-- Supplied text --
^^^^^^^^

Hormones are special chemical messengers within the body that are created in the endocrine glands. Besides from doing many other things, hormones control most major bodily functions, from simple basic needs like hunger to complex systems like reproduction. They even control the emotions and mood. Understanding the major hormones and what they do will help patients take control of their health.
Where are They Secreted From?
Hormones are secreted from the endocrine glands in the body. The glands are ductless, which means that hormones are secreted directly into the blood stream rather than by way of ducts. Some of the major endocrine glands in the body include:
- Pituitary gland
- Pineal gland
- Adrenal glands
These organs secrete hormone in microscopic amounts and it takes only very small amounts to bring about major changes in the body. Even a very slight excess of hormone secretion can lead to disease states, as can the slightest deficiency in a hormone.
What Is the Endocrine System?

^^^^^^^^

-- Problems to solve --
1: Print the part of the hormones text above from "Hormones are secreted from" to "the Endocrine System?".
2: Answer these questions from the hormones text above:
(a) In which glands are hormones created?
(b) What does it mean that these glands are ductless?
(c) What can even a very slight excess of hormone secretion lead to?

-- Dataset entries --
^^^^^^^^

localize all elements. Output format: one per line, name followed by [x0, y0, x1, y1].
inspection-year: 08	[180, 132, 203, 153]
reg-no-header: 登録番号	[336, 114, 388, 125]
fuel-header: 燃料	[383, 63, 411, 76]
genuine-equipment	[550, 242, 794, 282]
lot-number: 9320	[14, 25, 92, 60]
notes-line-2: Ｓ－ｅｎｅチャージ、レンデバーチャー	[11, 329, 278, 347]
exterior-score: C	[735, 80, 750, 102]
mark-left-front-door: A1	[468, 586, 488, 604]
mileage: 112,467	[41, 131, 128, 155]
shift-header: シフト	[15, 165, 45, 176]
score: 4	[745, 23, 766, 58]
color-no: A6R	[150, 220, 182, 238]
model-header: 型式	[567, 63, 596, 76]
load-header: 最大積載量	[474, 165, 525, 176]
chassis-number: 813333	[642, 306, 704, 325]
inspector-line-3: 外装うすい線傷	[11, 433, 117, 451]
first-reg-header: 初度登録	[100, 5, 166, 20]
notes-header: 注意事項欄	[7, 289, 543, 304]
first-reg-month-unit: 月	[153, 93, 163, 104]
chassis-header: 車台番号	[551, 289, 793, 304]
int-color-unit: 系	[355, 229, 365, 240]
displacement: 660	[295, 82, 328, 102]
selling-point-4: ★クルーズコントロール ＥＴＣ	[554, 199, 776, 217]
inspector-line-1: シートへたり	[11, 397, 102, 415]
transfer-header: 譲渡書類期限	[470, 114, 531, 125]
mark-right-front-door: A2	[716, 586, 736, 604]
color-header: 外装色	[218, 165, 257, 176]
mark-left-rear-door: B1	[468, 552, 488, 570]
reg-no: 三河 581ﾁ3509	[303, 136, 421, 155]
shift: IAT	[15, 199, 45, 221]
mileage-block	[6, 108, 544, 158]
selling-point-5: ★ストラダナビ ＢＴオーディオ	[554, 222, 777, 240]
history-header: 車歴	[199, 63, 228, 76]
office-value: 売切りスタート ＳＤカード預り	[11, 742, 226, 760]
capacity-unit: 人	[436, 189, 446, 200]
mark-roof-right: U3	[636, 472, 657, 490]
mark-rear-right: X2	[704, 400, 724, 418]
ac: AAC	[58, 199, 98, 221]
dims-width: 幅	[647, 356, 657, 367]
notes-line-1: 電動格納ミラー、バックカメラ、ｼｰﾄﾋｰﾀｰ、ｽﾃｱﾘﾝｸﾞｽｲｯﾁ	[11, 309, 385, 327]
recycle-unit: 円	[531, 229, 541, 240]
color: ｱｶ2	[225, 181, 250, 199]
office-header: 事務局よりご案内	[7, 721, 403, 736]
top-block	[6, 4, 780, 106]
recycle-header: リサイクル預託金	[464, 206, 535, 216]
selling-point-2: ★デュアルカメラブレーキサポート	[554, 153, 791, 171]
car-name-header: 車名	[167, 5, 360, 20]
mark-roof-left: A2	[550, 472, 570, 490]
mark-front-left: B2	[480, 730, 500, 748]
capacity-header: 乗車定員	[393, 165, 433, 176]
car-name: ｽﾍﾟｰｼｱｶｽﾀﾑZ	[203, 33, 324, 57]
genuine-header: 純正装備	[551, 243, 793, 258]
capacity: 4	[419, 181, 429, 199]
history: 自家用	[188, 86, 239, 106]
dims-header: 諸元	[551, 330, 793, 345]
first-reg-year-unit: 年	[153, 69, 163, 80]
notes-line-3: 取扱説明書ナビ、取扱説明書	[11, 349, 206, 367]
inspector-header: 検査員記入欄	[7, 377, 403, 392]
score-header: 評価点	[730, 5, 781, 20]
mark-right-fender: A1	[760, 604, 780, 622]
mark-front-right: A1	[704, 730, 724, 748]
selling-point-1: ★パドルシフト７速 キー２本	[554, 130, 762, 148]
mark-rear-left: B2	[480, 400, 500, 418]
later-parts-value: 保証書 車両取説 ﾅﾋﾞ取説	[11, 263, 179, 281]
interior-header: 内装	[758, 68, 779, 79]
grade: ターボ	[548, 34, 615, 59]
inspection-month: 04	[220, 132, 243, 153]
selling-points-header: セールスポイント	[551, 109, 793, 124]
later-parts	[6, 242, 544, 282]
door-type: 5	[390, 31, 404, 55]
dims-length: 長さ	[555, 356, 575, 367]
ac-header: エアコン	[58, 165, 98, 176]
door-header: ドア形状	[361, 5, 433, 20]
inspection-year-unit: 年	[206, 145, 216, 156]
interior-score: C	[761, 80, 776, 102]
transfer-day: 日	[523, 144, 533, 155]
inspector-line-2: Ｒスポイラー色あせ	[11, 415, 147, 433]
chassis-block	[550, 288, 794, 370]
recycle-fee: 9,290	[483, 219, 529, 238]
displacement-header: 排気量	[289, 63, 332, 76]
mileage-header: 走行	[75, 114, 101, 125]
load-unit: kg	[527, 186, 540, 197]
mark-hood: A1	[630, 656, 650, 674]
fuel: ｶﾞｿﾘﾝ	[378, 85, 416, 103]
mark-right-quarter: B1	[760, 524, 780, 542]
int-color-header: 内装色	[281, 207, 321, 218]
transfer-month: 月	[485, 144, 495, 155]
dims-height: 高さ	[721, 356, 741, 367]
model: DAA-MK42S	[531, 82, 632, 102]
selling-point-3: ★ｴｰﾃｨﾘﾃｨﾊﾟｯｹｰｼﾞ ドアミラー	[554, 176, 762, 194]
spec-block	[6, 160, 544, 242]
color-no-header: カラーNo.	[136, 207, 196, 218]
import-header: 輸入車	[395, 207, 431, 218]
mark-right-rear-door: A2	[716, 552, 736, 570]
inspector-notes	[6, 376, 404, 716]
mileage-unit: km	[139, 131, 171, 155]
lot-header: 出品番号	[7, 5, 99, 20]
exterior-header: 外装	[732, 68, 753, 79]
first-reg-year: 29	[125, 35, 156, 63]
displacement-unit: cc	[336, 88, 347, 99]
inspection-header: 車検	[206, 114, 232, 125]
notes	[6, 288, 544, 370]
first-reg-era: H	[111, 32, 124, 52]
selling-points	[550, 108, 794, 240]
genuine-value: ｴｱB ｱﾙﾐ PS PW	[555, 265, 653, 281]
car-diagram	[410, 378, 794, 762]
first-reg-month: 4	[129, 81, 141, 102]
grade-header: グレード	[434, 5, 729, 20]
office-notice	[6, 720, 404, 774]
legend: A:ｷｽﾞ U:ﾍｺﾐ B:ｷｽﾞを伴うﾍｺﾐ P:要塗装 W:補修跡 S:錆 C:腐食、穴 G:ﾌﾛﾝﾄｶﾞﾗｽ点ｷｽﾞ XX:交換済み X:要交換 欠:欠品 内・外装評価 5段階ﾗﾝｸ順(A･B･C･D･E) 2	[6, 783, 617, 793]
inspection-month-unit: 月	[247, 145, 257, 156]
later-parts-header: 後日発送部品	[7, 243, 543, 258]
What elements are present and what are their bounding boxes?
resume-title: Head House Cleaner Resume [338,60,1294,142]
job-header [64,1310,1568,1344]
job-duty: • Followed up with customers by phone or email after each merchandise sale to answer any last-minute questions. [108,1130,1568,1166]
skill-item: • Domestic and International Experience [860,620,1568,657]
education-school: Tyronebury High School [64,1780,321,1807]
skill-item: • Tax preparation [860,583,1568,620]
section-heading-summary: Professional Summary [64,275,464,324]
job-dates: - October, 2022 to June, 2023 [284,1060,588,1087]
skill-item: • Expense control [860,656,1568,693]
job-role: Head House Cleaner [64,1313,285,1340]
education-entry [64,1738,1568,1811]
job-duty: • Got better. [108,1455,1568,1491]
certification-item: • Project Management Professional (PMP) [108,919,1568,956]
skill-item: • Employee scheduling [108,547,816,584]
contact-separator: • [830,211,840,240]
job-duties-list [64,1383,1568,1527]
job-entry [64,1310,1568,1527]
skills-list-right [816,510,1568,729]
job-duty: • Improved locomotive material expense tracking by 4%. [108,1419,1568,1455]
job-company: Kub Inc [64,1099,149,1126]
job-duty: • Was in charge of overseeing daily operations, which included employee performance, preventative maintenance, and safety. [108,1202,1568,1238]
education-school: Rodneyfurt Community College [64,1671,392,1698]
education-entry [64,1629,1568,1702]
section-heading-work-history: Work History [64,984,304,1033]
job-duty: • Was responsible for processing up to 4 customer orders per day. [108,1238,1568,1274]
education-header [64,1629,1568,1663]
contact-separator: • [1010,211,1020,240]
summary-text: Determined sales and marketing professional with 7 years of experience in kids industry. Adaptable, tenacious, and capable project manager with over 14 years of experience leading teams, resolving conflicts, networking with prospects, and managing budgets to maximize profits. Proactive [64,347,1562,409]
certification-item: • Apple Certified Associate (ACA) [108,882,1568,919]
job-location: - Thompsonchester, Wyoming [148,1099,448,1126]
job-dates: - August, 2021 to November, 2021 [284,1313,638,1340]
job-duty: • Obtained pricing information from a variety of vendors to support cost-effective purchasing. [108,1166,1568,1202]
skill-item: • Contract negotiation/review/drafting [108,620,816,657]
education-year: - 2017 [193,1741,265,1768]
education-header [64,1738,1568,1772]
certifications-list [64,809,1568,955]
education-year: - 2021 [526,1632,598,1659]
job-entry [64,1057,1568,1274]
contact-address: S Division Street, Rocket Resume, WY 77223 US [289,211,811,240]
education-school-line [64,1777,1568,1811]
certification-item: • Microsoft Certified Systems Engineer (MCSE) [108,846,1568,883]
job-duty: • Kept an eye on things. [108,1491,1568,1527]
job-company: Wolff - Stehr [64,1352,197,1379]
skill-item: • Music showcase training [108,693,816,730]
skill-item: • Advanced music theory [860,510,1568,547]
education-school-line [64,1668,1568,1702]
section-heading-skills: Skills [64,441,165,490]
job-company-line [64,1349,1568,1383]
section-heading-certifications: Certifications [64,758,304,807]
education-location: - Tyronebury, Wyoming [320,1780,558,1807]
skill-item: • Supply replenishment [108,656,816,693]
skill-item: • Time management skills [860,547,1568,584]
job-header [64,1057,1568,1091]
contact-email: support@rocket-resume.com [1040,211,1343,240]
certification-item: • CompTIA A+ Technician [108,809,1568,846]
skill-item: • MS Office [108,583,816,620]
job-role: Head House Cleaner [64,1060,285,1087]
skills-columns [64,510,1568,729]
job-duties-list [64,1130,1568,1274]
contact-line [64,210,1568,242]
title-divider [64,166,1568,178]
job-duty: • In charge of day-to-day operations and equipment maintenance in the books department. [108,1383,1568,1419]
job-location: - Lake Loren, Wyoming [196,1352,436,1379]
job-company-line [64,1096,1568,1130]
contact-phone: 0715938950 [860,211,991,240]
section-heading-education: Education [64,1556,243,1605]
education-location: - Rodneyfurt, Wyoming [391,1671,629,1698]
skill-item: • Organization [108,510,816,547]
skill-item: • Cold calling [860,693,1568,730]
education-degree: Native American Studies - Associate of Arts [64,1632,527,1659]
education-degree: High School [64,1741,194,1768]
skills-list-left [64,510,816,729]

^^^^^^^^

-- Solutions to the tasks --
1:
Hormones are secreted from the endocrine glands in the body. The glands are ductless, which means that hormones are secreted directly into the blood stream rather than by way of ducts. Some of the major endocrine glands in the body include:
- Pituitary gland
- Pineal gland
- Adrenal glands
These organs secrete hormone in microscopic amounts and it takes only very small amounts to bring about major changes in the body. Even a very slight excess of hormone secretion can lead to disease states, as can the slightest deficiency in a hormone.
What Is the Endocrine System?

2:
(a) The endocrine glands.
(b) Hormones are secreted directly into the blood stream rather than by way of ducts.
(c) Disease states.